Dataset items
- - -

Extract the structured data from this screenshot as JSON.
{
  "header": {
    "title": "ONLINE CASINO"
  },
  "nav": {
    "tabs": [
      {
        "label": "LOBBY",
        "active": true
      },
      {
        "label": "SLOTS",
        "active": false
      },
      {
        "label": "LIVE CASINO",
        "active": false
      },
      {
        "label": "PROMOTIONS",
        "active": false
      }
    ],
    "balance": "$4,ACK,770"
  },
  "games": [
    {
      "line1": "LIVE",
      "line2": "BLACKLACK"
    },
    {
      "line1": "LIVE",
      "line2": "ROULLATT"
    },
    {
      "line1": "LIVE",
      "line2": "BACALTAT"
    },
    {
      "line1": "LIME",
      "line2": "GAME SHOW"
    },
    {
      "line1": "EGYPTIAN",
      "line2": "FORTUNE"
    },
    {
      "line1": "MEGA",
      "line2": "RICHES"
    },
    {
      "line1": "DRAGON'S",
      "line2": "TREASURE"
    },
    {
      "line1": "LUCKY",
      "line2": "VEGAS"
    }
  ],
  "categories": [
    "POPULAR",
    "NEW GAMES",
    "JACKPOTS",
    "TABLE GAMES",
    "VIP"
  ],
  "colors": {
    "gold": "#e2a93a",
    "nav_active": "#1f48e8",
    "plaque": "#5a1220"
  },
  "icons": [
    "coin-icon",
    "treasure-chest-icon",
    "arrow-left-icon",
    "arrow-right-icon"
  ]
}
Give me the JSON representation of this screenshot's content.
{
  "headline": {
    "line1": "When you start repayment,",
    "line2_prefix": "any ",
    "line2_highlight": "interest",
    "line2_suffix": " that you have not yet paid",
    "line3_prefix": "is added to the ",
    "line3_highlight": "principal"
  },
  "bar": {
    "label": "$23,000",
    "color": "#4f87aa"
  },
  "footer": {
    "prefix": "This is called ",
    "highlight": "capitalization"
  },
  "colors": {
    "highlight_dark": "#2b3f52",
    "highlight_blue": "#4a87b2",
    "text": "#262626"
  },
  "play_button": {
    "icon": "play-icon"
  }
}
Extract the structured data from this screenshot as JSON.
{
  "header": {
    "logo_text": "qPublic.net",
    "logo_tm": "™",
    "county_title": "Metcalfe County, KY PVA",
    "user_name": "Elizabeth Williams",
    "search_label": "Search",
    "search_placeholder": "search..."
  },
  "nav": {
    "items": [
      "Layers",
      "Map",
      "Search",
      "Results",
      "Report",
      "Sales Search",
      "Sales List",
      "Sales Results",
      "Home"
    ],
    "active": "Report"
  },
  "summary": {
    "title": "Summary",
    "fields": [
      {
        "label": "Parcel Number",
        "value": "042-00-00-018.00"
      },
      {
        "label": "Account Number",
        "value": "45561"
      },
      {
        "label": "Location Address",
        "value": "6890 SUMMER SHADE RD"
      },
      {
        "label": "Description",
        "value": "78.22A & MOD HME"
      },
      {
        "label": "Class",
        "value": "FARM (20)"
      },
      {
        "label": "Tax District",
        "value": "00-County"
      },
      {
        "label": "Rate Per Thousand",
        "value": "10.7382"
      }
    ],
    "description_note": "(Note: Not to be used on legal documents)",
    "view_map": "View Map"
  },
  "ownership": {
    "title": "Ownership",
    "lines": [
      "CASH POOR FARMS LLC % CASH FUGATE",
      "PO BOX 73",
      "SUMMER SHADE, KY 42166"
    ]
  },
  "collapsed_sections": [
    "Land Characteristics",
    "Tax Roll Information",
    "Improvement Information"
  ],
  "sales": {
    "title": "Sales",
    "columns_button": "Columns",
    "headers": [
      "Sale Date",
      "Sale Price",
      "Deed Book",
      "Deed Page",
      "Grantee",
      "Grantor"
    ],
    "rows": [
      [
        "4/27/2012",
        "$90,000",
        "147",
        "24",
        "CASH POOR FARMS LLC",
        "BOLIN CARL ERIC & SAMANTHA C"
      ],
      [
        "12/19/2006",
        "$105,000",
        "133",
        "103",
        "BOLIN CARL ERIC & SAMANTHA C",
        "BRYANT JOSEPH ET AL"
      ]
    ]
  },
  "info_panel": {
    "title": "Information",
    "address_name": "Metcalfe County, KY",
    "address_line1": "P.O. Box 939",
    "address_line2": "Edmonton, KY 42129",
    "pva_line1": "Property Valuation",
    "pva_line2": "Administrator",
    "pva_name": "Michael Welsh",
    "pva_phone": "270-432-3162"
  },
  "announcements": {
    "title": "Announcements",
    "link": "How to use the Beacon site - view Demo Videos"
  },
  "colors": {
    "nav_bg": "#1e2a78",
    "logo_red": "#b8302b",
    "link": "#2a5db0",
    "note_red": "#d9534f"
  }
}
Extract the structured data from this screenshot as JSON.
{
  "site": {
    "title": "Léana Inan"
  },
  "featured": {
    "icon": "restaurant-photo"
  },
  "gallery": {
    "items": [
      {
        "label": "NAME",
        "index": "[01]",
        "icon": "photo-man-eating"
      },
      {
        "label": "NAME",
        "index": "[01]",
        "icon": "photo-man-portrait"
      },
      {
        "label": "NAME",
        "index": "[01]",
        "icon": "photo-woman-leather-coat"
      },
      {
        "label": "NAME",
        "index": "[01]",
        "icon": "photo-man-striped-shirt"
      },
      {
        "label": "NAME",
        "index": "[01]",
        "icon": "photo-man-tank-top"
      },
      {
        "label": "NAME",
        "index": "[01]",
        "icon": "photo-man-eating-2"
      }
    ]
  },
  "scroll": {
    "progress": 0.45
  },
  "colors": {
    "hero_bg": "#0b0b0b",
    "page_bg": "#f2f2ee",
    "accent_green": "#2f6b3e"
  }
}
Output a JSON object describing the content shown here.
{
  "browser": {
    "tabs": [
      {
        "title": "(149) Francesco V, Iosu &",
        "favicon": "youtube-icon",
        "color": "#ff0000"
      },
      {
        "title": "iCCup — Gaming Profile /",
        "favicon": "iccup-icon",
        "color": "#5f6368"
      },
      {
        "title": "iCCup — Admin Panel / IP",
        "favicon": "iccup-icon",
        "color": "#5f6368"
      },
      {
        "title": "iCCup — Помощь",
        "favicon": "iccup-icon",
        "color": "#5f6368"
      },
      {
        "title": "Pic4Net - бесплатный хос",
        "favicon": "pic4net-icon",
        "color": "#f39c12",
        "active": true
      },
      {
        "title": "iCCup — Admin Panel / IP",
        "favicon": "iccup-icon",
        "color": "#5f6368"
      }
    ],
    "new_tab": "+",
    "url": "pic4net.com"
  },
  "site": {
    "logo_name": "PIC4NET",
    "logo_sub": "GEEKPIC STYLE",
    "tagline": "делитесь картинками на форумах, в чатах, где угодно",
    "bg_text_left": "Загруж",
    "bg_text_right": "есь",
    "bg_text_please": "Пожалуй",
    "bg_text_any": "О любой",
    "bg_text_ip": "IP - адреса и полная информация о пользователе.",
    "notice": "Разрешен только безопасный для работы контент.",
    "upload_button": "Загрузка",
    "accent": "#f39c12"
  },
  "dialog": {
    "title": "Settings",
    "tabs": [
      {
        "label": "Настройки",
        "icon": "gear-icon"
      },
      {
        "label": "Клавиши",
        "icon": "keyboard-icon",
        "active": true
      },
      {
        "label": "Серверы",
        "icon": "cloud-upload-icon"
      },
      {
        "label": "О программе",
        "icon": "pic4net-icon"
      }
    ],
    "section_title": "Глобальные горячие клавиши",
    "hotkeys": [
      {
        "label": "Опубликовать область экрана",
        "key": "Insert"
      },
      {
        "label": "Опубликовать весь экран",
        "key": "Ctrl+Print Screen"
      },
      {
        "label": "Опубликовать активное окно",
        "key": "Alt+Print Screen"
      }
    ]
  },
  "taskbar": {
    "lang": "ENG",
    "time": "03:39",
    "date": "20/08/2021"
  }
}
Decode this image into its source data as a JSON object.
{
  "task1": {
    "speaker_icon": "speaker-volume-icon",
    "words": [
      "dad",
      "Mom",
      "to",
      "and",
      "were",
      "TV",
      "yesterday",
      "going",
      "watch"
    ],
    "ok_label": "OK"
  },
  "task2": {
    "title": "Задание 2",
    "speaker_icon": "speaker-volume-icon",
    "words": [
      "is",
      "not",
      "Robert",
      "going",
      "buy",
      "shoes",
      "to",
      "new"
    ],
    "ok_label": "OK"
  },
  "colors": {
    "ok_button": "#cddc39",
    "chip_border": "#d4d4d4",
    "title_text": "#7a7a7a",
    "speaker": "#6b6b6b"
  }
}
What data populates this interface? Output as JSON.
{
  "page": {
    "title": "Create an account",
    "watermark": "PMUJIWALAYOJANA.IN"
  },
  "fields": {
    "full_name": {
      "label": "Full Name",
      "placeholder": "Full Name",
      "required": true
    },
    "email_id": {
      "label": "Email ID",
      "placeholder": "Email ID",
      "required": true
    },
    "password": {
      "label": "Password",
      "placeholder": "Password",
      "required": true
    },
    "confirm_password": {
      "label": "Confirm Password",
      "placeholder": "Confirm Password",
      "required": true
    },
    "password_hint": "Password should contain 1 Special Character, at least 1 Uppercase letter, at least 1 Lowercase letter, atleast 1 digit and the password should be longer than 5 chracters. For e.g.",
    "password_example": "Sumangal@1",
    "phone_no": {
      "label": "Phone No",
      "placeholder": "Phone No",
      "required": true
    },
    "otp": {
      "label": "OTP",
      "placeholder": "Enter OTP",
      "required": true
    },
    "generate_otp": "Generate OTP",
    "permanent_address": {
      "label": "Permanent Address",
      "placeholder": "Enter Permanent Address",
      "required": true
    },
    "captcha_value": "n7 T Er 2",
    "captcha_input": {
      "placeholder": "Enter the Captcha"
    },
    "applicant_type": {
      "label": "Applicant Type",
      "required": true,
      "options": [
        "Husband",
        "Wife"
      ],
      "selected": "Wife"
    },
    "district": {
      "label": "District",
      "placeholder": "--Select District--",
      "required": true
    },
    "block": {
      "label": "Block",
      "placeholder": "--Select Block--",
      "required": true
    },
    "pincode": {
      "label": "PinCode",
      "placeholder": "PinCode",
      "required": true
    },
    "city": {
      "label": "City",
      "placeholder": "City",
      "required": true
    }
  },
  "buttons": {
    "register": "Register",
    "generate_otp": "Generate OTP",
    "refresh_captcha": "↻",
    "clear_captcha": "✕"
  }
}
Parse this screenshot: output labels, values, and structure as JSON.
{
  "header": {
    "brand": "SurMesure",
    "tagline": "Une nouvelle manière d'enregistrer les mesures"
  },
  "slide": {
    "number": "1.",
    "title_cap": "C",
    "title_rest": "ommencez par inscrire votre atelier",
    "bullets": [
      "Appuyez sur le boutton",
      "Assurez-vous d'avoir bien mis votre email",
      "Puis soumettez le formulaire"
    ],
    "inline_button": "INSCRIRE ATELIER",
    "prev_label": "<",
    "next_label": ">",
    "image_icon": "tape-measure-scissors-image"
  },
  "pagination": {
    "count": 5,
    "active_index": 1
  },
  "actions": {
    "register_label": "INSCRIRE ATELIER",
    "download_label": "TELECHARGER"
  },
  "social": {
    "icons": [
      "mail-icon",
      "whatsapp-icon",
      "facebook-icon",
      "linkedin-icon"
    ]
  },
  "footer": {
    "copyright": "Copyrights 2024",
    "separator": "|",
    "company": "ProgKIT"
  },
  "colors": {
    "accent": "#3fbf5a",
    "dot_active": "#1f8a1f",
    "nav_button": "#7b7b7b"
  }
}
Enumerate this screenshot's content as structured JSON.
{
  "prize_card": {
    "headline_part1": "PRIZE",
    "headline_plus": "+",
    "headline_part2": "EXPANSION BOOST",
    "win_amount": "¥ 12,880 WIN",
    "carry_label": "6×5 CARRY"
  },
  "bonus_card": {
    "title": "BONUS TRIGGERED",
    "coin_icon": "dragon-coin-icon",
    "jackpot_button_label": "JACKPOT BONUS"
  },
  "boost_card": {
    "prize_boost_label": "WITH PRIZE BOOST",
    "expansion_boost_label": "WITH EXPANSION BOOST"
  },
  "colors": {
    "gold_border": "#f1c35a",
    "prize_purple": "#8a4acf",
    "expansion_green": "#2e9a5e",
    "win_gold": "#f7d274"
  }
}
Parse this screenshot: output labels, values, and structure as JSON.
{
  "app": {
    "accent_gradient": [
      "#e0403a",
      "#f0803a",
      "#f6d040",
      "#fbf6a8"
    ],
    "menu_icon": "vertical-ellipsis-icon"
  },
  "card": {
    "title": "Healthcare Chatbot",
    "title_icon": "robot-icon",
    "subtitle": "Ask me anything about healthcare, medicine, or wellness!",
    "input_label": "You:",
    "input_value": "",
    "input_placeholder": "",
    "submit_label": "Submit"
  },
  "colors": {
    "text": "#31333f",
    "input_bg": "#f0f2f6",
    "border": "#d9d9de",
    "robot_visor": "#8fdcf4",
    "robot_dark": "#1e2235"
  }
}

- - -

Exercise aim: Which lines contain the word "POOR"? Return each of them.

Answer to the task:
      "CASH POOR FARMS LLC % CASH FUGATE",
        "CASH POOR FARMS LLC",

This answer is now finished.